DATASET EXTRACT:
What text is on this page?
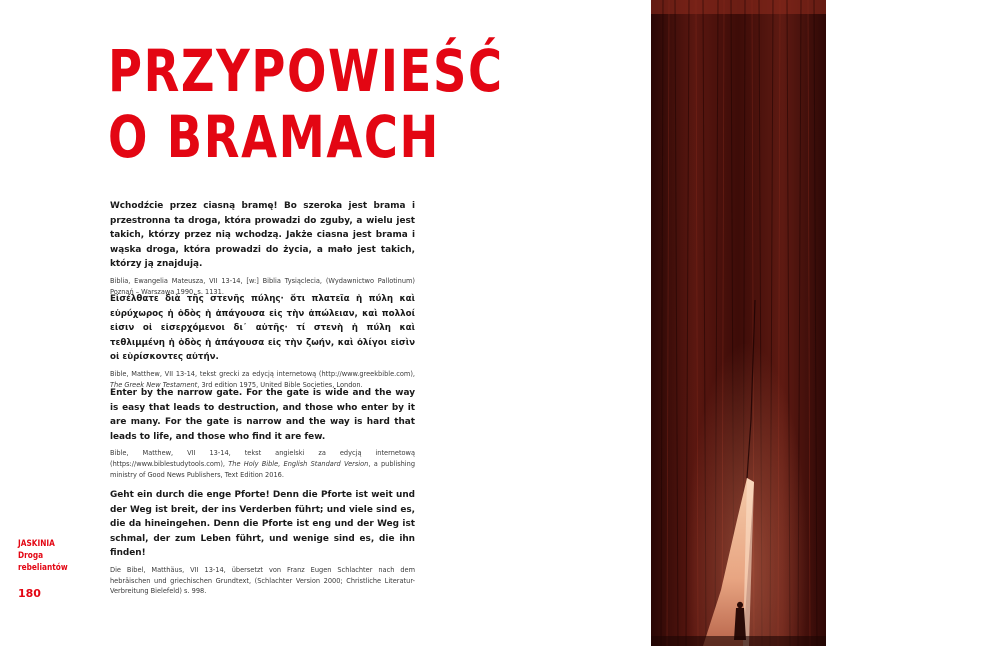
PRZYPOWIEŚĆ
O BRAMACH

Wchodźcie przez ciasną bramę! Bo szeroka jest brama i przestronna ta droga, która prowadzi do zguby, a wielu jest takich, którzy przez nią wchodzą. Jakże ciasna jest brama i wąska droga, która prowadzi do życia, a mało jest takich, którzy ją znajdują.

Biblia, Ewangelia Mateusza, VII 13-14, [w:] Biblia Tysiąclecia, (Wydawnictwo Pallotinum) Poznań – Warszawa 1990, s. 1131.

Εἰσέλθατε διὰ τῆς στενῆς πύλης· ὅτι πλατεῖα ἡ πύλη καὶ εὐρύχωρος ἡ ὁδὸς ἡ ἀπάγουσα εἰς τὴν ἀπώλειαν, καὶ πολλοί εἰσιν οἱ εἰσερχόμενοι δι᾽ αὐτῆς· τί στενὴ ἡ πύλη καὶ τεθλιμμένη ἡ ὁδὸς ἡ ἀπάγουσα εἰς τὴν ζωήν, καὶ ὀλίγοι εἰσὶν οἱ εὑρίσκοντες αὐτήν.

Bible, Matthew, VII 13-14, tekst grecki za edycją internetową (http://www.greekbible.com), The Greek New Testament, 3rd edition 1975, United Bible Societies, London.

Enter by the narrow gate. For the gate is wide and the way is easy that leads to destruction, and those who enter by it are many. For the gate is narrow and the way is hard that leads to life, and those who find it are few.

Bible, Matthew, VII 13-14, tekst angielski za edycją internetową (https://www.biblestudytools.com), The Holy Bible, English Standard Version, a publishing ministry of Good News Publishers, Text Edition 2016.

Geht ein durch die enge Pforte! Denn die Pforte ist weit und der Weg ist breit, der ins Verderben führt; und viele sind es, die da hineingehen. Denn die Pforte ist eng und der Weg ist schmal, der zum Leben führt, und wenige sind es, die ihn finden!

Die Bibel, Matthäus, VII 13-14, übersetzt von Franz Eugen Schlachter nach dem hebräischen und griechischen Grundtext, (Schlachter Version 2000; Christliche Literatur-Verbreitung Bielefeld) s. 998.

JASKINIA
Droga
rebeliantów
180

TASK TO COMPLETE: Leave the pictures out and reproduce each record exactly as written.

ANSWER FOR THE TASK:
What text is on this page?
PRZYPOWIEŚĆ
O BRAMACH

Wchodźcie przez ciasną bramę! Bo szeroka jest brama i przestronna ta droga, która prowadzi do zguby, a wielu jest takich, którzy przez nią wchodzą. Jakże ciasna jest brama i wąska droga, która prowadzi do życia, a mało jest takich, którzy ją znajdują.

Biblia, Ewangelia Mateusza, VII 13-14, [w:] Biblia Tysiąclecia, (Wydawnictwo Pallotinum) Poznań – Warszawa 1990, s. 1131.

Εἰσέλθατε διὰ τῆς στενῆς πύλης· ὅτι πλατεῖα ἡ πύλη καὶ εὐρύχωρος ἡ ὁδὸς ἡ ἀπάγουσα εἰς τὴν ἀπώλειαν, καὶ πολλοί εἰσιν οἱ εἰσερχόμενοι δι᾽ αὐτῆς· τί στενὴ ἡ πύλη καὶ τεθλιμμένη ἡ ὁδὸς ἡ ἀπάγουσα εἰς τὴν ζωήν, καὶ ὀλίγοι εἰσὶν οἱ εὑρίσκοντες αὐτήν.

Bible, Matthew, VII 13-14, tekst grecki za edycją internetową (http://www.greekbible.com), The Greek New Testament, 3rd edition 1975, United Bible Societies, London.

Enter by the narrow gate. For the gate is wide and the way is easy that leads to destruction, and those who enter by it are many. For the gate is narrow and the way is hard that leads to life, and those who find it are few.

Bible, Matthew, VII 13-14, tekst angielski za edycją internetową (https://www.biblestudytools.com), The Holy Bible, English Standard Version, a publishing ministry of Good News Publishers, Text Edition 2016.

Geht ein durch die enge Pforte! Denn die Pforte ist weit und der Weg ist breit, der ins Verderben führt; und viele sind es, die da hineingehen. Denn die Pforte ist eng und der Weg ist schmal, der zum Leben führt, und wenige sind es, die ihn finden!

Die Bibel, Matthäus, VII 13-14, übersetzt von Franz Eugen Schlachter nach dem hebräischen und griechischen Grundtext, (Schlachter Version 2000; Christliche Literatur-Verbreitung Bielefeld) s. 998.

JASKINIA
Droga
rebeliantów
180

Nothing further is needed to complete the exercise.